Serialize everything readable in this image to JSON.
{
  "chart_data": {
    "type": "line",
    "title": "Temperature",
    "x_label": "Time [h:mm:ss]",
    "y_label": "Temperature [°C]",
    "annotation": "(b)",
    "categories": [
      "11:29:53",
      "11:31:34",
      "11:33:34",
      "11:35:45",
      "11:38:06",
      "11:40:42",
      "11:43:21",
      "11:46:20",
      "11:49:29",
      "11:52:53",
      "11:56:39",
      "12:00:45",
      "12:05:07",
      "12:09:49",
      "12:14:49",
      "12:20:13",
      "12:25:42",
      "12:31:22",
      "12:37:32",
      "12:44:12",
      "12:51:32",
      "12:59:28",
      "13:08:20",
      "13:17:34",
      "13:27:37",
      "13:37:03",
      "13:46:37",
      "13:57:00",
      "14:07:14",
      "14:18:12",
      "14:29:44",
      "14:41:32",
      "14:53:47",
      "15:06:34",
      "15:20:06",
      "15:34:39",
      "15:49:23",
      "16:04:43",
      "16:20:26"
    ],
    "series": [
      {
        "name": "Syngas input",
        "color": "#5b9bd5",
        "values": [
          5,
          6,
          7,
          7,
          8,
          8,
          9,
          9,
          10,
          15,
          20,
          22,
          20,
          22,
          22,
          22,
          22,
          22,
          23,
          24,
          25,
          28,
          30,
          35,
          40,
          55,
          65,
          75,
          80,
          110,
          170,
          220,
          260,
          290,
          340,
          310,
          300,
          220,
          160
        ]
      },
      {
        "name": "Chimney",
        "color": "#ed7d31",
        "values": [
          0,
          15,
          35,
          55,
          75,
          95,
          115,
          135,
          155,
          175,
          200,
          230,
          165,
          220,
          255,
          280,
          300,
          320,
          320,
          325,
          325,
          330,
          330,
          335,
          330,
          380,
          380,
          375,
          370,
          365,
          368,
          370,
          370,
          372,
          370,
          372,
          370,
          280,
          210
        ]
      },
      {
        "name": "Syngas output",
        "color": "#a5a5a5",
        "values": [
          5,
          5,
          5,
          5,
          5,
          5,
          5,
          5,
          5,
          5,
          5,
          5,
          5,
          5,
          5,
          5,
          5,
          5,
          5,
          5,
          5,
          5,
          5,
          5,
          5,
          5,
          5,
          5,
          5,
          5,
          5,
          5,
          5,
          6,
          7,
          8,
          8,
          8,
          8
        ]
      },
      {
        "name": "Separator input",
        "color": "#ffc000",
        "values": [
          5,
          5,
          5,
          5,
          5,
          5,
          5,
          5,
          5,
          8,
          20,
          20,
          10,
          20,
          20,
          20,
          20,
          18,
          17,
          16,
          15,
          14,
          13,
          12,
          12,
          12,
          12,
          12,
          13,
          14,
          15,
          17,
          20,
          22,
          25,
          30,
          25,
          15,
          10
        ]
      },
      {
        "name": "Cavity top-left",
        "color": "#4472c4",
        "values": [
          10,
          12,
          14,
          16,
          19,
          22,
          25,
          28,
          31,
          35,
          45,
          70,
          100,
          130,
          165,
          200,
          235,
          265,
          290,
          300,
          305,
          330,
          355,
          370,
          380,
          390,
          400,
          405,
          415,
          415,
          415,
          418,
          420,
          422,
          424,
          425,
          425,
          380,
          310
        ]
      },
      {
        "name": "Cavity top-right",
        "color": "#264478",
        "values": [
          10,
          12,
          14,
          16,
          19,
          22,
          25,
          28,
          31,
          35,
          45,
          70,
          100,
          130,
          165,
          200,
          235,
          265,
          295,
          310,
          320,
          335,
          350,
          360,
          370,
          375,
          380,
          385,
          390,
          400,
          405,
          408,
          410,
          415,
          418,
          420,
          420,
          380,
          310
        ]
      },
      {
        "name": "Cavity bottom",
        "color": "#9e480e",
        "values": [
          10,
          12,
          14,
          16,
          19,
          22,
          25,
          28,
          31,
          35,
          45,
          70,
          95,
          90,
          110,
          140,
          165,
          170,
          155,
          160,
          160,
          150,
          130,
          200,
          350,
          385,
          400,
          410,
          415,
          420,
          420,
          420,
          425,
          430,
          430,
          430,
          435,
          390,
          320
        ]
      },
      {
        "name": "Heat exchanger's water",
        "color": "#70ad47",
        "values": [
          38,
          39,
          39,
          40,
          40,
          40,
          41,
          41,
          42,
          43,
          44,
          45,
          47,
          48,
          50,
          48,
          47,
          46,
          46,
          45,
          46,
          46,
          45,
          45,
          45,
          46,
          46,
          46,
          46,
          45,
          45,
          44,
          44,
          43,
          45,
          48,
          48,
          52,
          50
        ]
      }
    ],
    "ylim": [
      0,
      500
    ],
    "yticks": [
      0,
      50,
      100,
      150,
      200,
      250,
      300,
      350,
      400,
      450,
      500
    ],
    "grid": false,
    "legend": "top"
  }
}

================================

**Exercise details**:
Reproduce the material verbatim, line by line.

**Answer to this task**:
Serialize everything readable in this image to JSON.
{
  "chart_data": {
    "type": "line",
    "title": "Temperature",
    "x_label": "Time [h:mm:ss]",
    "y_label": "Temperature [°C]",
    "annotation": "(b)",
    "categories": [
      "11:29:53",
      "11:31:34",
      "11:33:34",
      "11:35:45",
      "11:38:06",
      "11:40:42",
      "11:43:21",
      "11:46:20",
      "11:49:29",
      "11:52:53",
      "11:56:39",
      "12:00:45",
      "12:05:07",
      "12:09:49",
      "12:14:49",
      "12:20:13",
      "12:25:42",
      "12:31:22",
      "12:37:32",
      "12:44:12",
      "12:51:32",
      "12:59:28",
      "13:08:20",
      "13:17:34",
      "13:27:37",
      "13:37:03",
      "13:46:37",
      "13:57:00",
      "14:07:14",
      "14:18:12",
      "14:29:44",
      "14:41:32",
      "14:53:47",
      "15:06:34",
      "15:20:06",
      "15:34:39",
      "15:49:23",
      "16:04:43",
      "16:20:26"
    ],
    "series": [
      {
        "name": "Syngas input",
        "color": "#5b9bd5",
        "values": [
          5,
          6,
          7,
          7,
          8,
          8,
          9,
          9,
          10,
          15,
          20,
          22,
          20,
          22,
          22,
          22,
          22,
          22,
          23,
          24,
          25,
          28,
          30,
          35,
          40,
          55,
          65,
          75,
          80,
          110,
          170,
          220,
          260,
          290,
          340,
          310,
          300,
          220,
          160
        ]
      },
      {
        "name": "Chimney",
        "color": "#ed7d31",
        "values": [
          0,
          15,
          35,
          55,
          75,
          95,
          115,
          135,
          155,
          175,
          200,
          230,
          165,
          220,
          255,
          280,
          300,
          320,
          320,
          325,
          325,
          330,
          330,
          335,
          330,
          380,
          380,
          375,
          370,
          365,
          368,
          370,
          370,
          372,
          370,
          372,
          370,
          280,
          210
        ]
      },
      {
        "name": "Syngas output",
        "color": "#a5a5a5",
        "values": [
          5,
          5,
          5,
          5,
          5,
          5,
          5,
          5,
          5,
          5,
          5,
          5,
          5,
          5,
          5,
          5,
          5,
          5,
          5,
          5,
          5,
          5,
          5,
          5,
          5,
          5,
          5,
          5,
          5,
          5,
          5,
          5,
          5,
          6,
          7,
          8,
          8,
          8,
          8
        ]
      },
      {
        "name": "Separator input",
        "color": "#ffc000",
        "values": [
          5,
          5,
          5,
          5,
          5,
          5,
          5,
          5,
          5,
          8,
          20,
          20,
          10,
          20,
          20,
          20,
          20,
          18,
          17,
          16,
          15,
          14,
          13,
          12,
          12,
          12,
          12,
          12,
          13,
          14,
          15,
          17,
          20,
          22,
          25,
          30,
          25,
          15,
          10
        ]
      },
      {
        "name": "Cavity top-left",
        "color": "#4472c4",
        "values": [
          10,
          12,
          14,
          16,
          19,
          22,
          25,
          28,
          31,
          35,
          45,
          70,
          100,
          130,
          165,
          200,
          235,
          265,
          290,
          300,
          305,
          330,
          355,
          370,
          380,
          390,
          400,
          405,
          415,
          415,
          415,
          418,
          420,
          422,
          424,
          425,
          425,
          380,
          310
        ]
      },
      {
        "name": "Cavity top-right",
        "color": "#264478",
        "values": [
          10,
          12,
          14,
          16,
          19,
          22,
          25,
          28,
          31,
          35,
          45,
          70,
          100,
          130,
          165,
          200,
          235,
          265,
          295,
          310,
          320,
          335,
          350,
          360,
          370,
          375,
          380,
          385,
          390,
          400,
          405,
          408,
          410,
          415,
          418,
          420,
          420,
          380,
          310
        ]
      },
      {
        "name": "Cavity bottom",
        "color": "#9e480e",
        "values": [
          10,
          12,
          14,
          16,
          19,
          22,
          25,
          28,
          31,
          35,
          45,
          70,
          95,
          90,
          110,
          140,
          165,
          170,
          155,
          160,
          160,
          150,
          130,
          200,
          350,
          385,
          400,
          410,
          415,
          420,
          420,
          420,
          425,
          430,
          430,
          430,
          435,
          390,
          320
        ]
      },
      {
        "name": "Heat exchanger's water",
        "color": "#70ad47",
        "values": [
          38,
          39,
          39,
          40,
          40,
          40,
          41,
          41,
          42,
          43,
          44,
          45,
          47,
          48,
          50,
          48,
          47,
          46,
          46,
          45,
          46,
          46,
          45,
          45,
          45,
          46,
          46,
          46,
          46,
          45,
          45,
          44,
          44,
          43,
          45,
          48,
          48,
          52,
          50
        ]
      }
    ],
    "ylim": [
      0,
      500
    ],
    "yticks": [
      0,
      50,
      100,
      150,
      200,
      250,
      300,
      350,
      400,
      450,
      500
    ],
    "grid": false,
    "legend": "top"
  }
}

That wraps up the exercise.